◆ What the task asks ◆
Transcribe every line exactly. Leave the pictures behind.

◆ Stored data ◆
[START]
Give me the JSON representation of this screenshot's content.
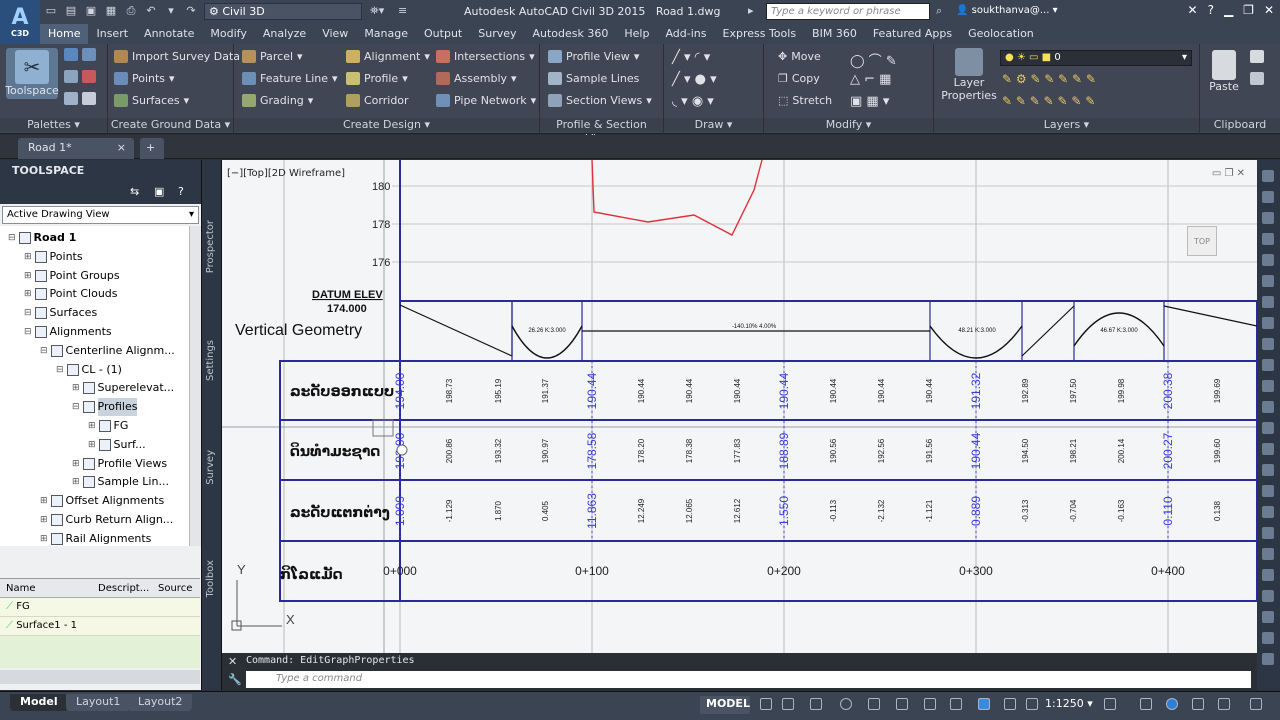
{
  "app": {
    "logo_text": "C3D",
    "title": "Autodesk AutoCAD Civil 3D 2015",
    "doc_title": "Road 1.dwg",
    "workspace": "Civil 3D",
    "search_placeholder": "Type a keyword or phrase",
    "user": "soukthanva@..."
  },
  "tabs": [
    "Home",
    "Insert",
    "Annotate",
    "Modify",
    "Analyze",
    "View",
    "Manage",
    "Output",
    "Survey",
    "Autodesk 360",
    "Help",
    "Add-ins",
    "Express Tools",
    "BIM 360",
    "Featured Apps",
    "Geolocation"
  ],
  "ribbon": {
    "palettes": {
      "label": "Palettes",
      "toolspace": "Toolspace"
    },
    "ground": {
      "label": "Create Ground Data",
      "items": [
        "Import Survey Data",
        "Points",
        "Surfaces"
      ]
    },
    "design": {
      "label": "Create Design",
      "items": [
        "Parcel",
        "Feature Line",
        "Grading",
        "Alignment",
        "Profile",
        "Corridor",
        "Intersections",
        "Assembly",
        "Pipe Network"
      ]
    },
    "profile": {
      "label": "Profile & Section Views",
      "items": [
        "Profile View",
        "Sample Lines",
        "Section Views"
      ]
    },
    "draw": {
      "label": "Draw"
    },
    "modify": {
      "label": "Modify",
      "items": [
        "Move",
        "Copy",
        "Stretch"
      ]
    },
    "layers": {
      "label": "Layers",
      "layer_props": "Layer Properties",
      "current_layer": "0"
    },
    "clipboard": {
      "label": "Clipboard",
      "paste": "Paste"
    }
  },
  "doc_tabs": [
    "Road 1*",
    "+"
  ],
  "toolspace": {
    "header": "TOOLSPACE",
    "view": "Active Drawing View",
    "tree": [
      "Road 1",
      "Points",
      "Point Groups",
      "Point Clouds",
      "Surfaces",
      "Alignments",
      "Centerline Alignm...",
      "CL - (1)",
      "Superelevat...",
      "Profiles",
      "FG",
      "Surf...",
      "Profile Views",
      "Sample Lin...",
      "Offset Alignments",
      "Curb Return Align...",
      "Rail Alignments"
    ],
    "list_columns": [
      "Name",
      "Descript...",
      "Source"
    ],
    "list_rows": [
      "FG",
      "Surface1 - 1"
    ],
    "side_tabs": [
      "Prospector",
      "Settings",
      "Survey",
      "Toolbox"
    ]
  },
  "viewport": {
    "label": "[−][Top][2D Wireframe]",
    "nav_top": "TOP",
    "axis_y": "Y",
    "axis_x": "X"
  },
  "profile": {
    "elev_ticks": [
      "180",
      "178",
      "176"
    ],
    "datum_title": "DATUM ELEV",
    "datum_value": "174.000",
    "vertical_geometry": "Vertical Geometry",
    "row_labels": [
      "ລະດັບອອກແບບ",
      "ດິນທຳມະຊາດ",
      "ລະດັບແຕກຕ່າງ",
      "ກິໂລແມັດ"
    ],
    "design_values": [
      "194.00",
      "198.73",
      "195.19",
      "191.37",
      "190.44",
      "190.44",
      "190.44",
      "190.44",
      "190.44",
      "190.44",
      "190.44",
      "190.44",
      "191.32",
      "192.89",
      "197.50",
      "199.98",
      "200.38",
      "199.69"
    ],
    "ground_values": [
      "192.90",
      "200.86",
      "193.32",
      "190.97",
      "178.58",
      "178.20",
      "178.38",
      "177.83",
      "188.89",
      "190.56",
      "192.56",
      "191.56",
      "190.44",
      "194.50",
      "198.21",
      "200.14",
      "200.27",
      "199.60"
    ],
    "cutfill_values": [
      "1.099",
      "-1.129",
      "1.870",
      "0.405",
      "11.863",
      "12.249",
      "12.065",
      "12.612",
      "1.550",
      "-0.113",
      "-2.132",
      "-1.121",
      "0.889",
      "-0.313",
      "-0.704",
      "-0.163",
      "0.110",
      "0.138"
    ],
    "stations": [
      "0+000",
      "0+100",
      "0+200",
      "0+300",
      "0+400"
    ],
    "curve_labels": [
      "26.26 K:3.000",
      "48.21 K:3.000",
      "46.67 K:3.000",
      "-140.10% 4.00%"
    ]
  },
  "command": {
    "history": "Command: EditGraphProperties",
    "placeholder": "Type a command"
  },
  "status": {
    "layout_tabs": [
      "Model",
      "Layout1",
      "Layout2"
    ],
    "model": "MODEL",
    "scale": "1:1250"
  }
}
[END]
◆ Answer to the problem ◆
Give me the JSON representation of this screenshot's content.
{
  "app": {
    "logo_text": "C3D",
    "title": "Autodesk AutoCAD Civil 3D 2015",
    "doc_title": "Road 1.dwg",
    "workspace": "Civil 3D",
    "search_placeholder": "Type a keyword or phrase",
    "user": "soukthanva@..."
  },
  "tabs": [
    "Home",
    "Insert",
    "Annotate",
    "Modify",
    "Analyze",
    "View",
    "Manage",
    "Output",
    "Survey",
    "Autodesk 360",
    "Help",
    "Add-ins",
    "Express Tools",
    "BIM 360",
    "Featured Apps",
    "Geolocation"
  ],
  "ribbon": {
    "palettes": {
      "label": "Palettes",
      "toolspace": "Toolspace"
    },
    "ground": {
      "label": "Create Ground Data",
      "items": [
        "Import Survey Data",
        "Points",
        "Surfaces"
      ]
    },
    "design": {
      "label": "Create Design",
      "items": [
        "Parcel",
        "Feature Line",
        "Grading",
        "Alignment",
        "Profile",
        "Corridor",
        "Intersections",
        "Assembly",
        "Pipe Network"
      ]
    },
    "profile": {
      "label": "Profile & Section Views",
      "items": [
        "Profile View",
        "Sample Lines",
        "Section Views"
      ]
    },
    "draw": {
      "label": "Draw"
    },
    "modify": {
      "label": "Modify",
      "items": [
        "Move",
        "Copy",
        "Stretch"
      ]
    },
    "layers": {
      "label": "Layers",
      "layer_props": "Layer Properties",
      "current_layer": "0"
    },
    "clipboard": {
      "label": "Clipboard",
      "paste": "Paste"
    }
  },
  "doc_tabs": [
    "Road 1*",
    "+"
  ],
  "toolspace": {
    "header": "TOOLSPACE",
    "view": "Active Drawing View",
    "tree": [
      "Road 1",
      "Points",
      "Point Groups",
      "Point Clouds",
      "Surfaces",
      "Alignments",
      "Centerline Alignm...",
      "CL - (1)",
      "Superelevat...",
      "Profiles",
      "FG",
      "Surf...",
      "Profile Views",
      "Sample Lin...",
      "Offset Alignments",
      "Curb Return Align...",
      "Rail Alignments"
    ],
    "list_columns": [
      "Name",
      "Descript...",
      "Source"
    ],
    "list_rows": [
      "FG",
      "Surface1 - 1"
    ],
    "side_tabs": [
      "Prospector",
      "Settings",
      "Survey",
      "Toolbox"
    ]
  },
  "viewport": {
    "label": "[−][Top][2D Wireframe]",
    "nav_top": "TOP",
    "axis_y": "Y",
    "axis_x": "X"
  },
  "profile": {
    "elev_ticks": [
      "180",
      "178",
      "176"
    ],
    "datum_title": "DATUM ELEV",
    "datum_value": "174.000",
    "vertical_geometry": "Vertical Geometry",
    "row_labels": [
      "ລະດັບອອກແບບ",
      "ດິນທຳມະຊາດ",
      "ລະດັບແຕກຕ່າງ",
      "ກິໂລແມັດ"
    ],
    "design_values": [
      "194.00",
      "198.73",
      "195.19",
      "191.37",
      "190.44",
      "190.44",
      "190.44",
      "190.44",
      "190.44",
      "190.44",
      "190.44",
      "190.44",
      "191.32",
      "192.89",
      "197.50",
      "199.98",
      "200.38",
      "199.69"
    ],
    "ground_values": [
      "192.90",
      "200.86",
      "193.32",
      "190.97",
      "178.58",
      "178.20",
      "178.38",
      "177.83",
      "188.89",
      "190.56",
      "192.56",
      "191.56",
      "190.44",
      "194.50",
      "198.21",
      "200.14",
      "200.27",
      "199.60"
    ],
    "cutfill_values": [
      "1.099",
      "-1.129",
      "1.870",
      "0.405",
      "11.863",
      "12.249",
      "12.065",
      "12.612",
      "1.550",
      "-0.113",
      "-2.132",
      "-1.121",
      "0.889",
      "-0.313",
      "-0.704",
      "-0.163",
      "0.110",
      "0.138"
    ],
    "stations": [
      "0+000",
      "0+100",
      "0+200",
      "0+300",
      "0+400"
    ],
    "curve_labels": [
      "26.26 K:3.000",
      "48.21 K:3.000",
      "46.67 K:3.000",
      "-140.10% 4.00%"
    ]
  },
  "command": {
    "history": "Command: EditGraphProperties",
    "placeholder": "Type a command"
  },
  "status": {
    "layout_tabs": [
      "Model",
      "Layout1",
      "Layout2"
    ],
    "model": "MODEL",
    "scale": "1:1250"
  }
}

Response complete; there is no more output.